STATED GOAL: Send back all the data below, exactly as given.

— Begin LISTED ENTRIES —

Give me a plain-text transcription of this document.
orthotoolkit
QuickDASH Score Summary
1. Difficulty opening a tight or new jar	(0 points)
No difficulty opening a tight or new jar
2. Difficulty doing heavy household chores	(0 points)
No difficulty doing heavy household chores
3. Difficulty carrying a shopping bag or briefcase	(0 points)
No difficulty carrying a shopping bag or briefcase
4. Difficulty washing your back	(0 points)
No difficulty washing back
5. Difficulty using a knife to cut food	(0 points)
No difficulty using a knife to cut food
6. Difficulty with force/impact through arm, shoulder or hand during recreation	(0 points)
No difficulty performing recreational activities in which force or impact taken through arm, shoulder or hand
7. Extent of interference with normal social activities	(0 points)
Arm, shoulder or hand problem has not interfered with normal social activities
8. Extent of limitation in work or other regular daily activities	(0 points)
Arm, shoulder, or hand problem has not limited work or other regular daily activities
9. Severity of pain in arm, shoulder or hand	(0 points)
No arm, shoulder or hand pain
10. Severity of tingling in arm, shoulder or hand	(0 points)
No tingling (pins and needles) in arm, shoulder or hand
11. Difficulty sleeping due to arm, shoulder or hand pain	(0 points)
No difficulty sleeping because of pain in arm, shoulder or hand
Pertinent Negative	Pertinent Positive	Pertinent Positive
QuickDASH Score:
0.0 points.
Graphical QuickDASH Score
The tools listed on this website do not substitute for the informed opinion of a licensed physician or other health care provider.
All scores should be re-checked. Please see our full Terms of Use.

— End LISTED ENTRIES —

COMPLETED TASK:
Give me a plain-text transcription of this document.
orthotoolkit
QuickDASH Score Summary
1. Difficulty opening a tight or new jar	(0 points)
No difficulty opening a tight or new jar
2. Difficulty doing heavy household chores	(0 points)
No difficulty doing heavy household chores
3. Difficulty carrying a shopping bag or briefcase	(0 points)
No difficulty carrying a shopping bag or briefcase
4. Difficulty washing your back	(0 points)
No difficulty washing back
5. Difficulty using a knife to cut food	(0 points)
No difficulty using a knife to cut food
6. Difficulty with force/impact through arm, shoulder or hand during recreation	(0 points)
No difficulty performing recreational activities in which force or impact taken through arm, shoulder or hand
7. Extent of interference with normal social activities	(0 points)
Arm, shoulder or hand problem has not interfered with normal social activities
8. Extent of limitation in work or other regular daily activities	(0 points)
Arm, shoulder, or hand problem has not limited work or other regular daily activities
9. Severity of pain in arm, shoulder or hand	(0 points)
No arm, shoulder or hand pain
10. Severity of tingling in arm, shoulder or hand	(0 points)
No tingling (pins and needles) in arm, shoulder or hand
11. Difficulty sleeping due to arm, shoulder or hand pain	(0 points)
No difficulty sleeping because of pain in arm, shoulder or hand
Pertinent Negative	Pertinent Positive	Pertinent Positive
QuickDASH Score:
0.0 points.
Graphical QuickDASH Score
The tools listed on this website do not substitute for the informed opinion of a licensed physician or other health care provider.
All scores should be re-checked. Please see our full Terms of Use.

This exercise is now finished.